■ **Part of a data file**:
|---|

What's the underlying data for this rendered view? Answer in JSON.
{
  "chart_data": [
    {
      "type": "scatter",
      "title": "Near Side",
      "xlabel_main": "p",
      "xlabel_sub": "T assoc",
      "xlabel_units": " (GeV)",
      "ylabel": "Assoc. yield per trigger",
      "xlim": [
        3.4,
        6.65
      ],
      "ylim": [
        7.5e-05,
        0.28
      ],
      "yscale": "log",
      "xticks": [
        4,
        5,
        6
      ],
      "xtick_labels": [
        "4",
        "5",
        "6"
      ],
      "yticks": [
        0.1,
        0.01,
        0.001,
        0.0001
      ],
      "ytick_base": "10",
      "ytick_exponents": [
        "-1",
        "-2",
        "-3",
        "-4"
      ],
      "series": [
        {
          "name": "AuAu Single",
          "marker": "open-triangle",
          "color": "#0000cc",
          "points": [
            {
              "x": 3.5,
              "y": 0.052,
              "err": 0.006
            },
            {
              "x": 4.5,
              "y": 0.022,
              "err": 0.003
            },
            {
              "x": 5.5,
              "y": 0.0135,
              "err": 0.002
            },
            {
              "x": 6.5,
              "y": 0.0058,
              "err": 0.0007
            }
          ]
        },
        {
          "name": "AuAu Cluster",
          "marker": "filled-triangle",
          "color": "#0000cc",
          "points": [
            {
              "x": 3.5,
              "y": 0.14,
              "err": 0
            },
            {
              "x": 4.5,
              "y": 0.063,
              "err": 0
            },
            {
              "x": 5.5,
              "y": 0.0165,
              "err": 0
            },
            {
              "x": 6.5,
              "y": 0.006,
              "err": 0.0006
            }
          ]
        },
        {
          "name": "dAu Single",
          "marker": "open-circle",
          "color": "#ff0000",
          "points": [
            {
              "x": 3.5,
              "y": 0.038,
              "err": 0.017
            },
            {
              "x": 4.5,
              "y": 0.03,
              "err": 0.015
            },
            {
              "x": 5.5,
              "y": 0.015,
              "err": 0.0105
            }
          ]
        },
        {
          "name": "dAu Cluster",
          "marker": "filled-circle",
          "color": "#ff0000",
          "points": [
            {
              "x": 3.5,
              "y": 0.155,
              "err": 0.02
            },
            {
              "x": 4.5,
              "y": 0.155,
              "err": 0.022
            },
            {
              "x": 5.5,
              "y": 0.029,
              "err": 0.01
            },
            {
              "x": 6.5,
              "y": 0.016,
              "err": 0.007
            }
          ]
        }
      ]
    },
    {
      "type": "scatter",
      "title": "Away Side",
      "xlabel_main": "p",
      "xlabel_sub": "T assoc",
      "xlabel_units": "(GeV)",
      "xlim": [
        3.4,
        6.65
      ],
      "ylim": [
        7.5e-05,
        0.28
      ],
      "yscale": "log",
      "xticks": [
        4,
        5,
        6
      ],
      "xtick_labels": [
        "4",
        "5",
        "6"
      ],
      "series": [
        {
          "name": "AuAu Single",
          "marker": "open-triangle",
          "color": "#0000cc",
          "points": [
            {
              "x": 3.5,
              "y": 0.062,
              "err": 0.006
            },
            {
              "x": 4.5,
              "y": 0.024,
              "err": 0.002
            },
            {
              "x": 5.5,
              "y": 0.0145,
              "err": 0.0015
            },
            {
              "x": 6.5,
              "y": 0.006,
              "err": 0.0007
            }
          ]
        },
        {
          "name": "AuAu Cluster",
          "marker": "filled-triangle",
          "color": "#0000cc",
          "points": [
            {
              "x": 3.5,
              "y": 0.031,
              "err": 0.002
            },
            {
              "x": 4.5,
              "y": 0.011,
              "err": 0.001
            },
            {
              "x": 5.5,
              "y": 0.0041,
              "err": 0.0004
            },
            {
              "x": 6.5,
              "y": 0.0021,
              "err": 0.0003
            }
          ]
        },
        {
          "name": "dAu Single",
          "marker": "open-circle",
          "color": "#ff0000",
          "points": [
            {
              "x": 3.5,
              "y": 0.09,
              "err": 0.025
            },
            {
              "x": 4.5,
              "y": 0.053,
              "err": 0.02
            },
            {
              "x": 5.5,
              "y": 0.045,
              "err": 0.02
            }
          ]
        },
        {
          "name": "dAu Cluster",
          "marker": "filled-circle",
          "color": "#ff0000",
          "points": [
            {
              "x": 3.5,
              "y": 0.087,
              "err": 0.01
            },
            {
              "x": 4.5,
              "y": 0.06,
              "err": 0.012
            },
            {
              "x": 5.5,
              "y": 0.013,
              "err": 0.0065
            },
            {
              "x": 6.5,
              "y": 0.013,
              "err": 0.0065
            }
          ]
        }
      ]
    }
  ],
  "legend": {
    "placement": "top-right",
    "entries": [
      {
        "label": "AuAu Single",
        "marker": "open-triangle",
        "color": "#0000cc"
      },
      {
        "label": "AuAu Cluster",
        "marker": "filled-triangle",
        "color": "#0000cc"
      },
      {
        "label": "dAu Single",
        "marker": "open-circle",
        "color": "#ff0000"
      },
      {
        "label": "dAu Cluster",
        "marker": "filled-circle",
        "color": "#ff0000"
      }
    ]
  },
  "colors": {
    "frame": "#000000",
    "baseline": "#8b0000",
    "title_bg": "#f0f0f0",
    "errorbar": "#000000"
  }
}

|---|

■ **What you should do**:
Print all of the entries exactly as they are written.

■ **Finished answer**:
What's the underlying data for this rendered view? Answer in JSON.
{
  "chart_data": [
    {
      "type": "scatter",
      "title": "Near Side",
      "xlabel_main": "p",
      "xlabel_sub": "T assoc",
      "xlabel_units": " (GeV)",
      "ylabel": "Assoc. yield per trigger",
      "xlim": [
        3.4,
        6.65
      ],
      "ylim": [
        7.5e-05,
        0.28
      ],
      "yscale": "log",
      "xticks": [
        4,
        5,
        6
      ],
      "xtick_labels": [
        "4",
        "5",
        "6"
      ],
      "yticks": [
        0.1,
        0.01,
        0.001,
        0.0001
      ],
      "ytick_base": "10",
      "ytick_exponents": [
        "-1",
        "-2",
        "-3",
        "-4"
      ],
      "series": [
        {
          "name": "AuAu Single",
          "marker": "open-triangle",
          "color": "#0000cc",
          "points": [
            {
              "x": 3.5,
              "y": 0.052,
              "err": 0.006
            },
            {
              "x": 4.5,
              "y": 0.022,
              "err": 0.003
            },
            {
              "x": 5.5,
              "y": 0.0135,
              "err": 0.002
            },
            {
              "x": 6.5,
              "y": 0.0058,
              "err": 0.0007
            }
          ]
        },
        {
          "name": "AuAu Cluster",
          "marker": "filled-triangle",
          "color": "#0000cc",
          "points": [
            {
              "x": 3.5,
              "y": 0.14,
              "err": 0
            },
            {
              "x": 4.5,
              "y": 0.063,
              "err": 0
            },
            {
              "x": 5.5,
              "y": 0.0165,
              "err": 0
            },
            {
              "x": 6.5,
              "y": 0.006,
              "err": 0.0006
            }
          ]
        },
        {
          "name": "dAu Single",
          "marker": "open-circle",
          "color": "#ff0000",
          "points": [
            {
              "x": 3.5,
              "y": 0.038,
              "err": 0.017
            },
            {
              "x": 4.5,
              "y": 0.03,
              "err": 0.015
            },
            {
              "x": 5.5,
              "y": 0.015,
              "err": 0.0105
            }
          ]
        },
        {
          "name": "dAu Cluster",
          "marker": "filled-circle",
          "color": "#ff0000",
          "points": [
            {
              "x": 3.5,
              "y": 0.155,
              "err": 0.02
            },
            {
              "x": 4.5,
              "y": 0.155,
              "err": 0.022
            },
            {
              "x": 5.5,
              "y": 0.029,
              "err": 0.01
            },
            {
              "x": 6.5,
              "y": 0.016,
              "err": 0.007
            }
          ]
        }
      ]
    },
    {
      "type": "scatter",
      "title": "Away Side",
      "xlabel_main": "p",
      "xlabel_sub": "T assoc",
      "xlabel_units": "(GeV)",
      "xlim": [
        3.4,
        6.65
      ],
      "ylim": [
        7.5e-05,
        0.28
      ],
      "yscale": "log",
      "xticks": [
        4,
        5,
        6
      ],
      "xtick_labels": [
        "4",
        "5",
        "6"
      ],
      "series": [
        {
          "name": "AuAu Single",
          "marker": "open-triangle",
          "color": "#0000cc",
          "points": [
            {
              "x": 3.5,
              "y": 0.062,
              "err": 0.006
            },
            {
              "x": 4.5,
              "y": 0.024,
              "err": 0.002
            },
            {
              "x": 5.5,
              "y": 0.0145,
              "err": 0.0015
            },
            {
              "x": 6.5,
              "y": 0.006,
              "err": 0.0007
            }
          ]
        },
        {
          "name": "AuAu Cluster",
          "marker": "filled-triangle",
          "color": "#0000cc",
          "points": [
            {
              "x": 3.5,
              "y": 0.031,
              "err": 0.002
            },
            {
              "x": 4.5,
              "y": 0.011,
              "err": 0.001
            },
            {
              "x": 5.5,
              "y": 0.0041,
              "err": 0.0004
            },
            {
              "x": 6.5,
              "y": 0.0021,
              "err": 0.0003
            }
          ]
        },
        {
          "name": "dAu Single",
          "marker": "open-circle",
          "color": "#ff0000",
          "points": [
            {
              "x": 3.5,
              "y": 0.09,
              "err": 0.025
            },
            {
              "x": 4.5,
              "y": 0.053,
              "err": 0.02
            },
            {
              "x": 5.5,
              "y": 0.045,
              "err": 0.02
            }
          ]
        },
        {
          "name": "dAu Cluster",
          "marker": "filled-circle",
          "color": "#ff0000",
          "points": [
            {
              "x": 3.5,
              "y": 0.087,
              "err": 0.01
            },
            {
              "x": 4.5,
              "y": 0.06,
              "err": 0.012
            },
            {
              "x": 5.5,
              "y": 0.013,
              "err": 0.0065
            },
            {
              "x": 6.5,
              "y": 0.013,
              "err": 0.0065
            }
          ]
        }
      ]
    }
  ],
  "legend": {
    "placement": "top-right",
    "entries": [
      {
        "label": "AuAu Single",
        "marker": "open-triangle",
        "color": "#0000cc"
      },
      {
        "label": "AuAu Cluster",
        "marker": "filled-triangle",
        "color": "#0000cc"
      },
      {
        "label": "dAu Single",
        "marker": "open-circle",
        "color": "#ff0000"
      },
      {
        "label": "dAu Cluster",
        "marker": "filled-circle",
        "color": "#ff0000"
      }
    ]
  },
  "colors": {
    "frame": "#000000",
    "baseline": "#8b0000",
    "title_bg": "#f0f0f0",
    "errorbar": "#000000"
  }
}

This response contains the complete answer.